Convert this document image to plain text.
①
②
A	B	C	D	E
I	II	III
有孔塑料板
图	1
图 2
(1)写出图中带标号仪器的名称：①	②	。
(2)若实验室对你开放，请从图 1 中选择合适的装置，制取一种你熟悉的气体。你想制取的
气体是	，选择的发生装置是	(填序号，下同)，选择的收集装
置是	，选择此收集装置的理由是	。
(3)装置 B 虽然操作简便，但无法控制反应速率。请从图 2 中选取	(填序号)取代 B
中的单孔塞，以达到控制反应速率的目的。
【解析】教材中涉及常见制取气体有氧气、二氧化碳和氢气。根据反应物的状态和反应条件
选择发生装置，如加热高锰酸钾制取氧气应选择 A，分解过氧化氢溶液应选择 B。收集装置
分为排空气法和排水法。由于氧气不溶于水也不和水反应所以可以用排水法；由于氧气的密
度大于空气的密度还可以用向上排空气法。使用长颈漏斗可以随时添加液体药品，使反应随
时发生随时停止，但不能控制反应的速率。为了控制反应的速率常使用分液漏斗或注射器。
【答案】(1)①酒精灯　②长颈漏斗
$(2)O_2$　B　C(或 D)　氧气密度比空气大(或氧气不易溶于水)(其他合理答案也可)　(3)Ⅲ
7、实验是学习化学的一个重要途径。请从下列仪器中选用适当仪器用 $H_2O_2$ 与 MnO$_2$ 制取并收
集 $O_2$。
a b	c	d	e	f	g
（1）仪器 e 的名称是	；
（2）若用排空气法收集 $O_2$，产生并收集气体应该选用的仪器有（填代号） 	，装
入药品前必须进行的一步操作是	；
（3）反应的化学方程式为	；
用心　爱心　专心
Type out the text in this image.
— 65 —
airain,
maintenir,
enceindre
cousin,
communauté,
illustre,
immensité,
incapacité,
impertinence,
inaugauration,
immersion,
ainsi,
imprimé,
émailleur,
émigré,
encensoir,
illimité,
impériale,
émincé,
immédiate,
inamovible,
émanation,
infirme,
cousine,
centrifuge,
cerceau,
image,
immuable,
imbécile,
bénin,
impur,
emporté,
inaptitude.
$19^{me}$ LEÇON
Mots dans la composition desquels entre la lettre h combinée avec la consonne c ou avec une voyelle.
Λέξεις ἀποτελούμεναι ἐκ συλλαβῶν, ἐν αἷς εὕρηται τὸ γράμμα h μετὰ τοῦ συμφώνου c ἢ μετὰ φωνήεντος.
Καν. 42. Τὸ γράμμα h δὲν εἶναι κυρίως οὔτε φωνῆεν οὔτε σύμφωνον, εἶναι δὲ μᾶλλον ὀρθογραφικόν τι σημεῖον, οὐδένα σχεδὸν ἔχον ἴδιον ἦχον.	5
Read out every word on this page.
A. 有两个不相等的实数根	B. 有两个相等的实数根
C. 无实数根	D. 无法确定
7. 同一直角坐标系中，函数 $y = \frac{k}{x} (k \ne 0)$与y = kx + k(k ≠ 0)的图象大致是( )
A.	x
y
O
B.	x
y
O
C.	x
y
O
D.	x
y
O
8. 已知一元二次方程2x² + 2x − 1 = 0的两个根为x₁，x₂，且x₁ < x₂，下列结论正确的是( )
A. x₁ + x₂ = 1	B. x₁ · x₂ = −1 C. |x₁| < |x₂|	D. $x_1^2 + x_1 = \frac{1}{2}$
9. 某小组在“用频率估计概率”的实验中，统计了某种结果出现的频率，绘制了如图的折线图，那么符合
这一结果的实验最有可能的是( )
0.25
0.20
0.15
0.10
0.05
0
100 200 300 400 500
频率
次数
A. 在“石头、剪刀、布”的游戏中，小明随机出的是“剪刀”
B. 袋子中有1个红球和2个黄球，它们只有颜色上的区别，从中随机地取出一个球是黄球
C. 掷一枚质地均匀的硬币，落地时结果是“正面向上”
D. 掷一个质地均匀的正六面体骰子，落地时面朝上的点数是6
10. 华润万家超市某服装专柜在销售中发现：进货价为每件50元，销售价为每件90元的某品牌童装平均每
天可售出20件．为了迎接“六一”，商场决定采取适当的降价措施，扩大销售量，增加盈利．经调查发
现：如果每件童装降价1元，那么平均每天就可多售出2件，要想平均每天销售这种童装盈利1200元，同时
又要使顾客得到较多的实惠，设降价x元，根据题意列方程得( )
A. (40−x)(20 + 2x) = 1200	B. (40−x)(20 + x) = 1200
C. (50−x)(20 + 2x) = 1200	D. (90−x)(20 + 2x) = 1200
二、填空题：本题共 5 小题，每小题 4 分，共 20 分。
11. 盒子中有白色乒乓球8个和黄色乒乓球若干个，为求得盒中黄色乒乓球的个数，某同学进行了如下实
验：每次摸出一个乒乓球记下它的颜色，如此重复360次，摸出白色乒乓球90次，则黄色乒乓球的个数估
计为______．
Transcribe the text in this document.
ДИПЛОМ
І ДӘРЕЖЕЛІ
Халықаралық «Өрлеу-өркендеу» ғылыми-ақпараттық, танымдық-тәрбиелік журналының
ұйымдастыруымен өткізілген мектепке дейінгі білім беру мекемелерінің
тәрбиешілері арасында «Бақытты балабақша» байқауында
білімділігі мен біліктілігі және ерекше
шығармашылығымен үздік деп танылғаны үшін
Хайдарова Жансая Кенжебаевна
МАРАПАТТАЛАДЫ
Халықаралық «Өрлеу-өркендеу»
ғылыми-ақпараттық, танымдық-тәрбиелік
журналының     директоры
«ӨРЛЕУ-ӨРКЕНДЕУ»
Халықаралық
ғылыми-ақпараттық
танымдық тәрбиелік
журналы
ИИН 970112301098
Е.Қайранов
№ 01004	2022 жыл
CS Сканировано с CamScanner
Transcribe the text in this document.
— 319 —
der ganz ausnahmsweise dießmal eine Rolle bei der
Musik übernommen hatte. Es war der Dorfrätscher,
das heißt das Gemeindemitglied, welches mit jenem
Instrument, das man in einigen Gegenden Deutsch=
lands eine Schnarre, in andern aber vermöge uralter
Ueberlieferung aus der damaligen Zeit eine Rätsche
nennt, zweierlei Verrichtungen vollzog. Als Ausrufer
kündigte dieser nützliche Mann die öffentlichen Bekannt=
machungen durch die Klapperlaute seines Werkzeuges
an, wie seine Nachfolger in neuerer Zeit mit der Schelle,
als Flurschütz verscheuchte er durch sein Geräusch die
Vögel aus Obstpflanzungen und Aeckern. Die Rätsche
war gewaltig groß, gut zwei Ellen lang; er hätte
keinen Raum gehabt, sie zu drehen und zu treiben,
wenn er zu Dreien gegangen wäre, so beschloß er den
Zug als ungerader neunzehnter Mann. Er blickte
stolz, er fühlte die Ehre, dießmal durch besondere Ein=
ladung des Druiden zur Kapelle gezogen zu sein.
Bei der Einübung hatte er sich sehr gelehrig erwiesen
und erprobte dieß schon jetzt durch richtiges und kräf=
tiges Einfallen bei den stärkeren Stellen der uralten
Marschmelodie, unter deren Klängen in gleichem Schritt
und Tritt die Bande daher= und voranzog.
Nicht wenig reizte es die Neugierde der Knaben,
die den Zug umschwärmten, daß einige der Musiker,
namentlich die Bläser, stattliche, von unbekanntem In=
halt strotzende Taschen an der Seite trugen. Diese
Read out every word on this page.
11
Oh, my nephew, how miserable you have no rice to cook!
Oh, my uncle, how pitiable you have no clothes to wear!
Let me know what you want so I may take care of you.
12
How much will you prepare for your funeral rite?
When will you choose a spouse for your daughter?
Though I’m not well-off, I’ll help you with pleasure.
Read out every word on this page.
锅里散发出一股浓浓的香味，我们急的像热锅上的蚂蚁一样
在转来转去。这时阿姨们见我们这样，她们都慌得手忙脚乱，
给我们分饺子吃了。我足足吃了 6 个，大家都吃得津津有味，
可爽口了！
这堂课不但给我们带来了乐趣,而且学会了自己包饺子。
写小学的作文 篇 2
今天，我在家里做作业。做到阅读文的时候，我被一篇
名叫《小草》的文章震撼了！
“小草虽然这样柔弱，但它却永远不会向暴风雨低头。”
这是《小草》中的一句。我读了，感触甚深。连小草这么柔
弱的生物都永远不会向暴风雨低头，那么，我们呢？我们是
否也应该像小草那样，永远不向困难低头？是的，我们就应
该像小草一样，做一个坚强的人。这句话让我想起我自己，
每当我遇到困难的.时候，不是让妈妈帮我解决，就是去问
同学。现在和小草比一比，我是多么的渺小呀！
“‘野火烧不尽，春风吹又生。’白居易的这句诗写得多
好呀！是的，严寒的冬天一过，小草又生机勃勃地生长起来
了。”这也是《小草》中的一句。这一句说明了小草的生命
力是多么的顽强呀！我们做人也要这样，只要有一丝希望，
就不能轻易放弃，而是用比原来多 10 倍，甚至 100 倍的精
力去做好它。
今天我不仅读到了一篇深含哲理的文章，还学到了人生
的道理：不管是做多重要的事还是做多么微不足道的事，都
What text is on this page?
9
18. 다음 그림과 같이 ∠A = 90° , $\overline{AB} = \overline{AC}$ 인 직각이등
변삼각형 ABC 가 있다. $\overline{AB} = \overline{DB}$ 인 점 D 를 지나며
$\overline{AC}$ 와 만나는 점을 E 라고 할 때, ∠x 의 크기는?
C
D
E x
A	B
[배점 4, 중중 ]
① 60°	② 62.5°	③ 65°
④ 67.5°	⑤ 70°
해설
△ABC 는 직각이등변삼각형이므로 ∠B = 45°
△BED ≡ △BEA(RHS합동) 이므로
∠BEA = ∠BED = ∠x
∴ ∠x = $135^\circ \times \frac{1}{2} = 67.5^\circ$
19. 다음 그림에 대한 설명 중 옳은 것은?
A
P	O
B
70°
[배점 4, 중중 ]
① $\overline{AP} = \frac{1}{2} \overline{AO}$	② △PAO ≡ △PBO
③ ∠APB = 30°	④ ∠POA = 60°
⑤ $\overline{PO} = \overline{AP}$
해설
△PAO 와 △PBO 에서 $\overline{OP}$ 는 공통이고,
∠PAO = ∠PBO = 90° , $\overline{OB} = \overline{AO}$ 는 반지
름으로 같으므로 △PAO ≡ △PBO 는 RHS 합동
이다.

----

• [TASK GOAL] Tally every line of the listing that holds the string "dießmal", then give the number by itself.

• [RESULT FOR THIS EXERCISE] 2